- DIRECTION
Could you transcribe every record below exactly as written, leaving out any pictures?

- DATA SHOWN
# # # # # # #

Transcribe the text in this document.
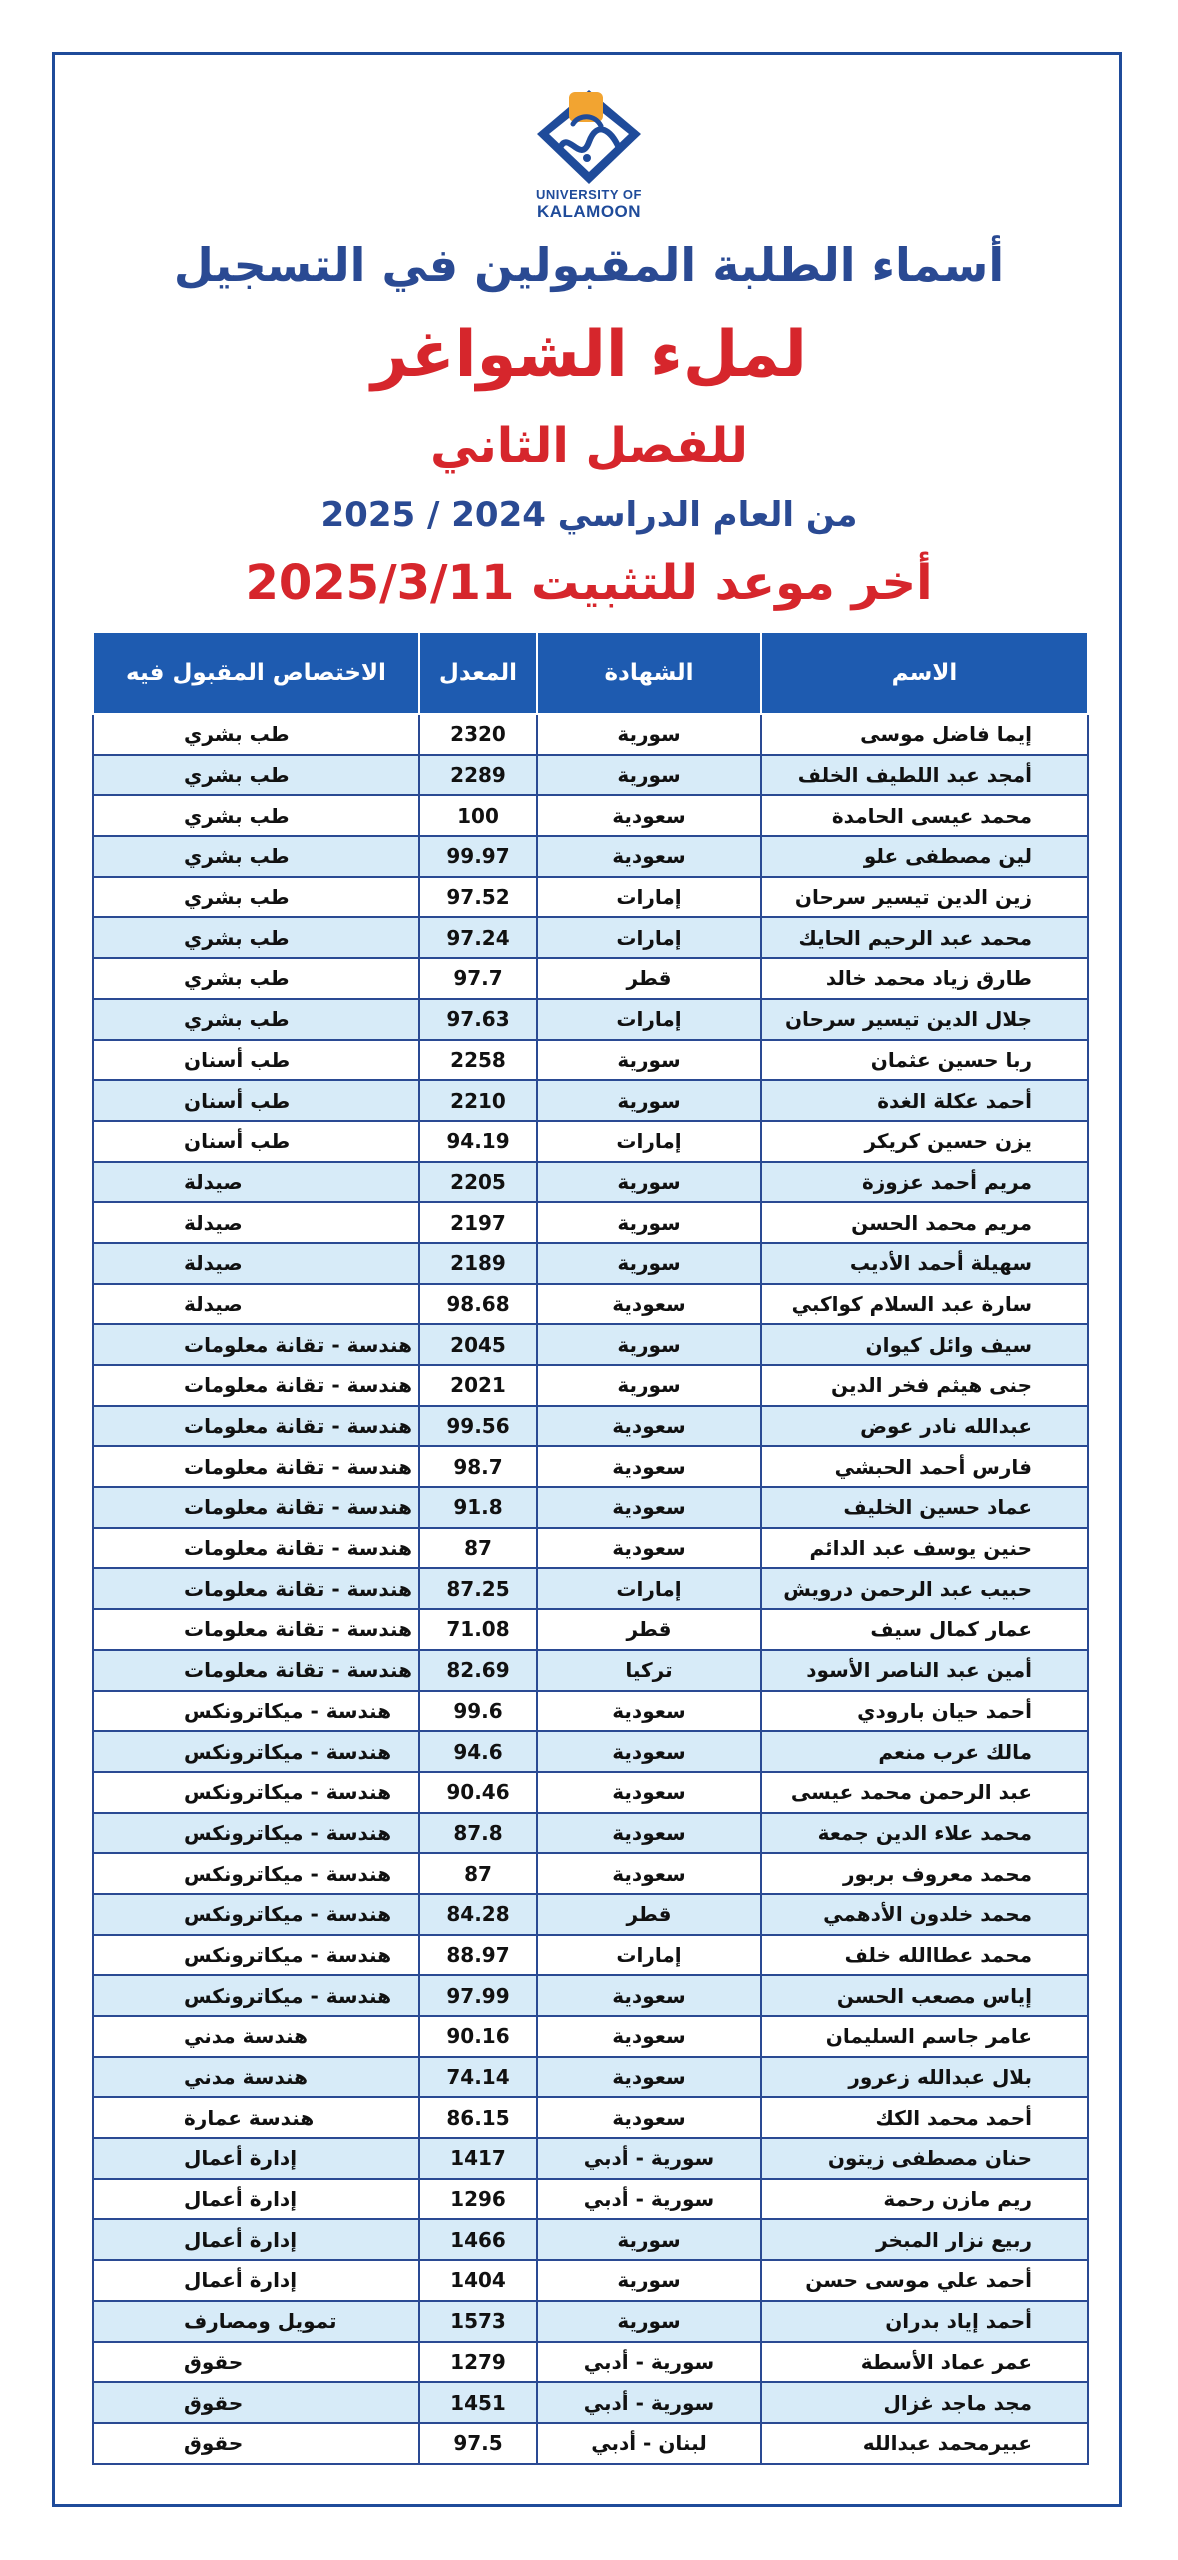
UNIVERSITY OF
KALAMOON
أسماء الطلبة المقبولين في التسجيل
لملء الشواغر
للفصل الثاني
من العام الدراسي 2024 / 2025
أخر موعد للتثبيت 2025/3/11
الاسم	الشهادة	المعدل	الاختصاص المقبول فيه
إيما فاضل موسى	سورية	2320	طب بشري
أمجد عبد اللطيف الخلف	سورية	2289	طب بشري
محمد عيسى الحامدة	سعودية	100	طب بشري
لين مصطفى علو	سعودية	99.97	طب بشري
زين الدين تيسير سرحان	إمارات	97.52	طب بشري
محمد عبد الرحيم الحايك	إمارات	97.24	طب بشري
طارق زياد محمد خالد	قطر	97.7	طب بشري
جلال الدين تيسير سرحان	إمارات	97.63	طب بشري
ربا حسين عثمان	سورية	2258	طب أسنان
أحمد عكلة الغدة	سورية	2210	طب أسنان
يزن حسين كريكر	إمارات	94.19	طب أسنان
مريم أحمد عزوزة	سورية	2205	صيدلة
مريم محمد الحسن	سورية	2197	صيدلة
سهيلة أحمد الأديب	سورية	2189	صيدلة
سارة عبد السلام كواكبي	سعودية	98.68	صيدلة
سيف وائل كيوان	سورية	2045	هندسة - تقانة معلومات
جنى هيثم فخر الدين	سورية	2021	هندسة - تقانة معلومات
عبدالله نادر عوض	سعودية	99.56	هندسة - تقانة معلومات
فارس أحمد الحبشي	سعودية	98.7	هندسة - تقانة معلومات
عماد حسين الخليف	سعودية	91.8	هندسة - تقانة معلومات
حنين يوسف عبد الدائم	سعودية	87	هندسة - تقانة معلومات
حبيب عبد الرحمن درويش	إمارات	87.25	هندسة - تقانة معلومات
عمار كمال سيف	قطر	71.08	هندسة - تقانة معلومات
أمين عبد الناصر الأسود	تركيا	82.69	هندسة - تقانة معلومات
أحمد حيان بارودي	سعودية	99.6	هندسة - ميكاترونكس
مالك عرب منعم	سعودية	94.6	هندسة - ميكاترونكس
عبد الرحمن محمد عيسى	سعودية	90.46	هندسة - ميكاترونكس
محمد علاء الدين جمعة	سعودية	87.8	هندسة - ميكاترونكس
محمد معروف بربور	سعودية	87	هندسة - ميكاترونكس
محمد خلدون الأدهمي	قطر	84.28	هندسة - ميكاترونكس
محمد عطاالله خلف	إمارات	88.97	هندسة - ميكاترونكس
إياس مصعب الحسن	سعودية	97.99	هندسة - ميكاترونكس
عامر جاسم السليمان	سعودية	90.16	هندسة مدني
بلال عبدالله زعرور	سعودية	74.14	هندسة مدني
أحمد محمد الكك	سعودية	86.15	هندسة عمارة
حنان مصطفى زيتون	سورية - أدبي	1417	إدارة أعمال
ريم مازن رحمة	سورية - أدبي	1296	إدارة أعمال
ربيع نزار المبخر	سورية	1466	إدارة أعمال
أحمد علي موسى حسن	سورية	1404	إدارة أعمال
أحمد إياد بدران	سورية	1573	تمويل ومصارف
عمر عماد الأسطة	سورية - أدبي	1279	حقوق
مجد ماجد غزال	سورية - أدبي	1451	حقوق
عبيرمحمد عبدالله	لبنان - أدبي	97.5	حقوق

# # # # # # #

- REPLY
Transcribe the text in this document.
UNIVERSITY OF
KALAMOON
أسماء الطلبة المقبولين في التسجيل
لملء الشواغر
للفصل الثاني
من العام الدراسي 2024 / 2025
أخر موعد للتثبيت 2025/3/11
الاسم	الشهادة	المعدل	الاختصاص المقبول فيه
إيما فاضل موسى	سورية	2320	طب بشري
أمجد عبد اللطيف الخلف	سورية	2289	طب بشري
محمد عيسى الحامدة	سعودية	100	طب بشري
لين مصطفى علو	سعودية	99.97	طب بشري
زين الدين تيسير سرحان	إمارات	97.52	طب بشري
محمد عبد الرحيم الحايك	إمارات	97.24	طب بشري
طارق زياد محمد خالد	قطر	97.7	طب بشري
جلال الدين تيسير سرحان	إمارات	97.63	طب بشري
ربا حسين عثمان	سورية	2258	طب أسنان
أحمد عكلة الغدة	سورية	2210	طب أسنان
يزن حسين كريكر	إمارات	94.19	طب أسنان
مريم أحمد عزوزة	سورية	2205	صيدلة
مريم محمد الحسن	سورية	2197	صيدلة
سهيلة أحمد الأديب	سورية	2189	صيدلة
سارة عبد السلام كواكبي	سعودية	98.68	صيدلة
سيف وائل كيوان	سورية	2045	هندسة - تقانة معلومات
جنى هيثم فخر الدين	سورية	2021	هندسة - تقانة معلومات
عبدالله نادر عوض	سعودية	99.56	هندسة - تقانة معلومات
فارس أحمد الحبشي	سعودية	98.7	هندسة - تقانة معلومات
عماد حسين الخليف	سعودية	91.8	هندسة - تقانة معلومات
حنين يوسف عبد الدائم	سعودية	87	هندسة - تقانة معلومات
حبيب عبد الرحمن درويش	إمارات	87.25	هندسة - تقانة معلومات
عمار كمال سيف	قطر	71.08	هندسة - تقانة معلومات
أمين عبد الناصر الأسود	تركيا	82.69	هندسة - تقانة معلومات
أحمد حيان بارودي	سعودية	99.6	هندسة - ميكاترونكس
مالك عرب منعم	سعودية	94.6	هندسة - ميكاترونكس
عبد الرحمن محمد عيسى	سعودية	90.46	هندسة - ميكاترونكس
محمد علاء الدين جمعة	سعودية	87.8	هندسة - ميكاترونكس
محمد معروف بربور	سعودية	87	هندسة - ميكاترونكس
محمد خلدون الأدهمي	قطر	84.28	هندسة - ميكاترونكس
محمد عطاالله خلف	إمارات	88.97	هندسة - ميكاترونكس
إياس مصعب الحسن	سعودية	97.99	هندسة - ميكاترونكس
عامر جاسم السليمان	سعودية	90.16	هندسة مدني
بلال عبدالله زعرور	سعودية	74.14	هندسة مدني
أحمد محمد الكك	سعودية	86.15	هندسة عمارة
حنان مصطفى زيتون	سورية - أدبي	1417	إدارة أعمال
ريم مازن رحمة	سورية - أدبي	1296	إدارة أعمال
ربيع نزار المبخر	سورية	1466	إدارة أعمال
أحمد علي موسى حسن	سورية	1404	إدارة أعمال
أحمد إياد بدران	سورية	1573	تمويل ومصارف
عمر عماد الأسطة	سورية - أدبي	1279	حقوق
مجد ماجد غزال	سورية - أدبي	1451	حقوق
عبيرمحمد عبدالله	لبنان - أدبي	97.5	حقوق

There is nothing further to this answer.